/---

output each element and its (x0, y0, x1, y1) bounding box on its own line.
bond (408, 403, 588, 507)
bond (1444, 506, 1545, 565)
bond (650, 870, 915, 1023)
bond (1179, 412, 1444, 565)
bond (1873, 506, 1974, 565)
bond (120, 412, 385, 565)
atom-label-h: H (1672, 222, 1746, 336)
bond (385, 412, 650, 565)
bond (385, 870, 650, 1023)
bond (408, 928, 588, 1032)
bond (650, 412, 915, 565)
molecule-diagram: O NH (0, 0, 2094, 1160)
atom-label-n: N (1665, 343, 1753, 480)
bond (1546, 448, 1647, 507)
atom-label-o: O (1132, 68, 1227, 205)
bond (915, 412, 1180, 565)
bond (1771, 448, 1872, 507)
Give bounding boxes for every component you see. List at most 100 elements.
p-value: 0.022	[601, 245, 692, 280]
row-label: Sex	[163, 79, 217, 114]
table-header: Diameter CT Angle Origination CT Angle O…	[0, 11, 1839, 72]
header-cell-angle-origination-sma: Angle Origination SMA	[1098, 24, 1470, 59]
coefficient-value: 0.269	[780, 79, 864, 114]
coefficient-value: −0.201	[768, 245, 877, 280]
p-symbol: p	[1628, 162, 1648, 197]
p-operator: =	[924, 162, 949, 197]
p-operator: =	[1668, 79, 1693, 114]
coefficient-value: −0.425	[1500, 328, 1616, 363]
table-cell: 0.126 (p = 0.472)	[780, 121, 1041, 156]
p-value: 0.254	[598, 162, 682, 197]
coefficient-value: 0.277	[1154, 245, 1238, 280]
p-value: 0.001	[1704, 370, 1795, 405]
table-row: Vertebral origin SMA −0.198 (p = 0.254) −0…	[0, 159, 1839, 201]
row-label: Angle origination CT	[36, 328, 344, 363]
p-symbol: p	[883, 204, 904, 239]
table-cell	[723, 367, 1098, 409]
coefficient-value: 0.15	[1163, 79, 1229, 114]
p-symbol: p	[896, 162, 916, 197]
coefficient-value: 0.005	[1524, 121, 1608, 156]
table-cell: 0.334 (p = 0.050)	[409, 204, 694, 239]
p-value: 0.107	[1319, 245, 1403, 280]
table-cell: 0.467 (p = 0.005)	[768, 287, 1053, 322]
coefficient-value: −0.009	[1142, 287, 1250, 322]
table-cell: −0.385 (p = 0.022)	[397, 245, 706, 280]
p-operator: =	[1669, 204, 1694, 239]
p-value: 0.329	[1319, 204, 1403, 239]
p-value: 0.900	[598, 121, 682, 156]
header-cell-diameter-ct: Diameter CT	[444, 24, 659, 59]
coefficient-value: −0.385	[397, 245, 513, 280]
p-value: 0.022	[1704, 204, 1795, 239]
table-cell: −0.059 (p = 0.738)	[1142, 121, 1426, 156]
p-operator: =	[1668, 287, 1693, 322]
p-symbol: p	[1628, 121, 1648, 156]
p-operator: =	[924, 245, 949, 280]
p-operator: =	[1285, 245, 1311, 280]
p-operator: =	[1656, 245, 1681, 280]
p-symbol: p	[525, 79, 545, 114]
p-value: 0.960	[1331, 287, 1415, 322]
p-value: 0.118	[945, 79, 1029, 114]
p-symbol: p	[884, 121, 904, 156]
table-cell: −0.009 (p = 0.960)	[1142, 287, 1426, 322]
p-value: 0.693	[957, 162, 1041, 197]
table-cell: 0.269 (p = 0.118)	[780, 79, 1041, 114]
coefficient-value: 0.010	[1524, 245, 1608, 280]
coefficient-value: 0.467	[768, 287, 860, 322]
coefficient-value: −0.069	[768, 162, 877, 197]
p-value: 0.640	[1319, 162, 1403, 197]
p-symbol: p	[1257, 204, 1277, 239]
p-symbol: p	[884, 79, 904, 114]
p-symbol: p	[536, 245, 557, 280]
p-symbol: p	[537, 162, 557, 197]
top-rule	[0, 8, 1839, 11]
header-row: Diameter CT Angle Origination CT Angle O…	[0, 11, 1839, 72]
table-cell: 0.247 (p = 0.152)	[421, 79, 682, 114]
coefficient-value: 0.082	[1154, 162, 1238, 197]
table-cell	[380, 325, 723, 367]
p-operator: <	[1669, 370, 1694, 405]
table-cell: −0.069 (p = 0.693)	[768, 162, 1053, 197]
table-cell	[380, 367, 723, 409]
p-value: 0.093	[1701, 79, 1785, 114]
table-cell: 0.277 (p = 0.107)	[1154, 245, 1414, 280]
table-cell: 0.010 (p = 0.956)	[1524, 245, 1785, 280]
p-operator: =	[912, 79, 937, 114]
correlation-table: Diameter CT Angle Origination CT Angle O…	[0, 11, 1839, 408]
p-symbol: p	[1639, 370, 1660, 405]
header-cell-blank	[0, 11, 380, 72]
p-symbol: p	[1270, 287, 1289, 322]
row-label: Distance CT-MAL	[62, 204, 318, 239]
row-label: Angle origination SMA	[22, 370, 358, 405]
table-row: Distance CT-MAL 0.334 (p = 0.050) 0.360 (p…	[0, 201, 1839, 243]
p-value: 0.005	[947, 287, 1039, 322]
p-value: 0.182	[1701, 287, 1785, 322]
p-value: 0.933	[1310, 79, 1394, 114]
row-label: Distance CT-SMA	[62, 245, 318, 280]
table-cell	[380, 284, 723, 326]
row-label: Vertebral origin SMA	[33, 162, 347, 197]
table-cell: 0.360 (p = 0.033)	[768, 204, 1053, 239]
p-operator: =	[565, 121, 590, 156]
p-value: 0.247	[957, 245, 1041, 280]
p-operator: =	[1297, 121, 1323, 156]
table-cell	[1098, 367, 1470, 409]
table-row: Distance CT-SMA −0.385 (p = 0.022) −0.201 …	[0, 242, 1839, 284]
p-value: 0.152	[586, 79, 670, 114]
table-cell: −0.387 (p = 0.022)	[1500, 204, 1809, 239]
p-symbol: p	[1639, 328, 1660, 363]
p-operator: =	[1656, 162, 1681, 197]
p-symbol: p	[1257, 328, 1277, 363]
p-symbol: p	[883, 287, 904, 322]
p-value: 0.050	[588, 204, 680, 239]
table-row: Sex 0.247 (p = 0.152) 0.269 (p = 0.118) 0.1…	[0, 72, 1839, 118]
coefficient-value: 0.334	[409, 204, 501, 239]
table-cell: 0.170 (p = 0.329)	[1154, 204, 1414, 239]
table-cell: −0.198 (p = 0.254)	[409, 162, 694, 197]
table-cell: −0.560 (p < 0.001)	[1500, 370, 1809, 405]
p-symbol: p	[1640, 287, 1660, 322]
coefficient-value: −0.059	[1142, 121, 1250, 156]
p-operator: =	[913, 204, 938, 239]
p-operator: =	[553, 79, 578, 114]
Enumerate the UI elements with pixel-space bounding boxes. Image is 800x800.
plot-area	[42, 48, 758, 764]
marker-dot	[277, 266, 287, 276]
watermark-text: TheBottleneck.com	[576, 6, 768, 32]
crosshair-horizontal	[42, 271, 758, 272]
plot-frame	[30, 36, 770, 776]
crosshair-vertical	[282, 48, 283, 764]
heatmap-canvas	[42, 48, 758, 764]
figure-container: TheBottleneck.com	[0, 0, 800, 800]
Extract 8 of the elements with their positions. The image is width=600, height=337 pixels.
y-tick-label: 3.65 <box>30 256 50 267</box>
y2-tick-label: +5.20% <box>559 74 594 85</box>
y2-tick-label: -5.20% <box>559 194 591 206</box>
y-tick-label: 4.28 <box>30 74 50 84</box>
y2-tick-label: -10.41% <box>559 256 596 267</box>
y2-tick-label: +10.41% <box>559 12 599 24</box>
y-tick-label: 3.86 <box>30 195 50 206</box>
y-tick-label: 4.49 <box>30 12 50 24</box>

\---

**Given request:** Copy the entire listing above verbatim, line by line, with every character unchanged.

**Result of this task:**
output each element and its (x0, y0, x1, y1) bounding box on its own line.
bond (408, 403, 588, 507)
bond (1444, 506, 1545, 565)
bond (650, 870, 915, 1023)
bond (1179, 412, 1444, 565)
bond (1873, 506, 1974, 565)
bond (120, 412, 385, 565)
atom-label-h: H (1672, 222, 1746, 336)
bond (385, 412, 650, 565)
bond (385, 870, 650, 1023)
bond (408, 928, 588, 1032)
bond (650, 412, 915, 565)
molecule-diagram: O NH (0, 0, 2094, 1160)
atom-label-n: N (1665, 343, 1753, 480)
bond (1546, 448, 1647, 507)
atom-label-o: O (1132, 68, 1227, 205)
bond (915, 412, 1180, 565)
bond (1771, 448, 1872, 507)
Give bounding boxes for every component you see. List at most 100 elements.
p-value: 0.022	[601, 245, 692, 280]
row-label: Sex	[163, 79, 217, 114]
table-header: Diameter CT Angle Origination CT Angle O…	[0, 11, 1839, 72]
header-cell-angle-origination-sma: Angle Origination SMA	[1098, 24, 1470, 59]
coefficient-value: 0.269	[780, 79, 864, 114]
coefficient-value: −0.201	[768, 245, 877, 280]
p-symbol: p	[1628, 162, 1648, 197]
p-operator: =	[924, 162, 949, 197]
p-operator: =	[1668, 79, 1693, 114]
coefficient-value: −0.425	[1500, 328, 1616, 363]
table-cell: 0.126 (p = 0.472)	[780, 121, 1041, 156]
p-value: 0.254	[598, 162, 682, 197]
coefficient-value: 0.277	[1154, 245, 1238, 280]
p-value: 0.001	[1704, 370, 1795, 405]
table-row: Vertebral origin SMA −0.198 (p = 0.254) −0…	[0, 159, 1839, 201]
row-label: Angle origination CT	[36, 328, 344, 363]
p-symbol: p	[883, 204, 904, 239]
table-cell	[723, 367, 1098, 409]
coefficient-value: 0.15	[1163, 79, 1229, 114]
p-symbol: p	[896, 162, 916, 197]
coefficient-value: 0.005	[1524, 121, 1608, 156]
table-cell: 0.334 (p = 0.050)	[409, 204, 694, 239]
p-value: 0.107	[1319, 245, 1403, 280]
table-cell: 0.467 (p = 0.005)	[768, 287, 1053, 322]
coefficient-value: −0.009	[1142, 287, 1250, 322]
table-cell: −0.385 (p = 0.022)	[397, 245, 706, 280]
p-operator: =	[1669, 204, 1694, 239]
p-value: 0.329	[1319, 204, 1403, 239]
p-value: 0.900	[598, 121, 682, 156]
header-cell-diameter-ct: Diameter CT	[444, 24, 659, 59]
coefficient-value: −0.385	[397, 245, 513, 280]
p-value: 0.022	[1704, 204, 1795, 239]
table-cell: −0.059 (p = 0.738)	[1142, 121, 1426, 156]
p-operator: =	[1668, 287, 1693, 322]
p-symbol: p	[1628, 121, 1648, 156]
p-operator: =	[924, 245, 949, 280]
p-operator: =	[1285, 245, 1311, 280]
p-operator: =	[1656, 245, 1681, 280]
p-symbol: p	[525, 79, 545, 114]
p-value: 0.960	[1331, 287, 1415, 322]
p-value: 0.118	[945, 79, 1029, 114]
p-symbol: p	[884, 121, 904, 156]
table-cell: −0.009 (p = 0.960)	[1142, 287, 1426, 322]
p-value: 0.693	[957, 162, 1041, 197]
table-cell: 0.269 (p = 0.118)	[780, 79, 1041, 114]
coefficient-value: 0.010	[1524, 245, 1608, 280]
coefficient-value: 0.467	[768, 287, 860, 322]
coefficient-value: −0.069	[768, 162, 877, 197]
p-value: 0.640	[1319, 162, 1403, 197]
p-symbol: p	[1257, 204, 1277, 239]
p-symbol: p	[884, 79, 904, 114]
p-symbol: p	[536, 245, 557, 280]
p-symbol: p	[537, 162, 557, 197]
top-rule	[0, 8, 1839, 11]
header-row: Diameter CT Angle Origination CT Angle O…	[0, 11, 1839, 72]
table-cell: 0.247 (p = 0.152)	[421, 79, 682, 114]
coefficient-value: 0.082	[1154, 162, 1238, 197]
table-cell	[380, 325, 723, 367]
p-operator: <	[1669, 370, 1694, 405]
table-cell: −0.069 (p = 0.693)	[768, 162, 1053, 197]
table-cell	[380, 367, 723, 409]
p-value: 0.093	[1701, 79, 1785, 114]
table-cell: 0.277 (p = 0.107)	[1154, 245, 1414, 280]
table-cell: 0.010 (p = 0.956)	[1524, 245, 1785, 280]
p-operator: =	[912, 79, 937, 114]
correlation-table: Diameter CT Angle Origination CT Angle O…	[0, 11, 1839, 408]
p-symbol: p	[1639, 370, 1660, 405]
header-cell-blank	[0, 11, 380, 72]
p-symbol: p	[1270, 287, 1289, 322]
row-label: Distance CT-MAL	[62, 204, 318, 239]
row-label: Angle origination SMA	[22, 370, 358, 405]
table-row: Distance CT-MAL 0.334 (p = 0.050) 0.360 (p…	[0, 201, 1839, 243]
p-value: 0.005	[947, 287, 1039, 322]
p-value: 0.182	[1701, 287, 1785, 322]
p-value: 0.933	[1310, 79, 1394, 114]
row-label: Distance CT-SMA	[62, 245, 318, 280]
table-cell	[380, 284, 723, 326]
row-label: Vertebral origin SMA	[33, 162, 347, 197]
table-cell: 0.360 (p = 0.033)	[768, 204, 1053, 239]
p-operator: =	[565, 121, 590, 156]
p-value: 0.247	[957, 245, 1041, 280]
p-operator: =	[1297, 121, 1323, 156]
table-cell	[1098, 367, 1470, 409]
table-row: Distance CT-SMA −0.385 (p = 0.022) −0.201 …	[0, 242, 1839, 284]
p-value: 0.152	[586, 79, 670, 114]
table-cell: −0.387 (p = 0.022)	[1500, 204, 1809, 239]
p-symbol: p	[1639, 328, 1660, 363]
p-operator: =	[1656, 162, 1681, 197]
p-symbol: p	[1257, 328, 1277, 363]
p-symbol: p	[883, 287, 904, 322]
p-value: 0.050	[588, 204, 680, 239]
table-row: Sex 0.247 (p = 0.152) 0.269 (p = 0.118) 0.1…	[0, 72, 1839, 118]
coefficient-value: 0.334	[409, 204, 501, 239]
table-cell: 0.170 (p = 0.329)	[1154, 204, 1414, 239]
table-cell: −0.198 (p = 0.254)	[409, 162, 694, 197]
table-cell: −0.560 (p < 0.001)	[1500, 370, 1809, 405]
p-symbol: p	[1640, 287, 1660, 322]
coefficient-value: −0.059	[1142, 121, 1250, 156]
p-operator: =	[913, 204, 938, 239]
p-operator: =	[553, 79, 578, 114]
Enumerate the UI elements with pixel-space bounding boxes. Image is 800x800.
plot-area	[42, 48, 758, 764]
marker-dot	[277, 266, 287, 276]
watermark-text: TheBottleneck.com	[576, 6, 768, 32]
crosshair-horizontal	[42, 271, 758, 272]
plot-frame	[30, 36, 770, 776]
crosshair-vertical	[282, 48, 283, 764]
heatmap-canvas	[42, 48, 758, 764]
figure-container: TheBottleneck.com	[0, 0, 800, 800]
Extract 8 of the elements with their positions. The image is width=600, height=337 pixels.
y-tick-label: 3.65 <box>30 256 50 267</box>
y2-tick-label: +5.20% <box>559 74 594 85</box>
y2-tick-label: -5.20% <box>559 194 591 206</box>
y-tick-label: 4.28 <box>30 74 50 84</box>
y2-tick-label: -10.41% <box>559 256 596 267</box>
y2-tick-label: +10.41% <box>559 12 599 24</box>
y-tick-label: 3.86 <box>30 195 50 206</box>
y-tick-label: 4.49 <box>30 12 50 24</box>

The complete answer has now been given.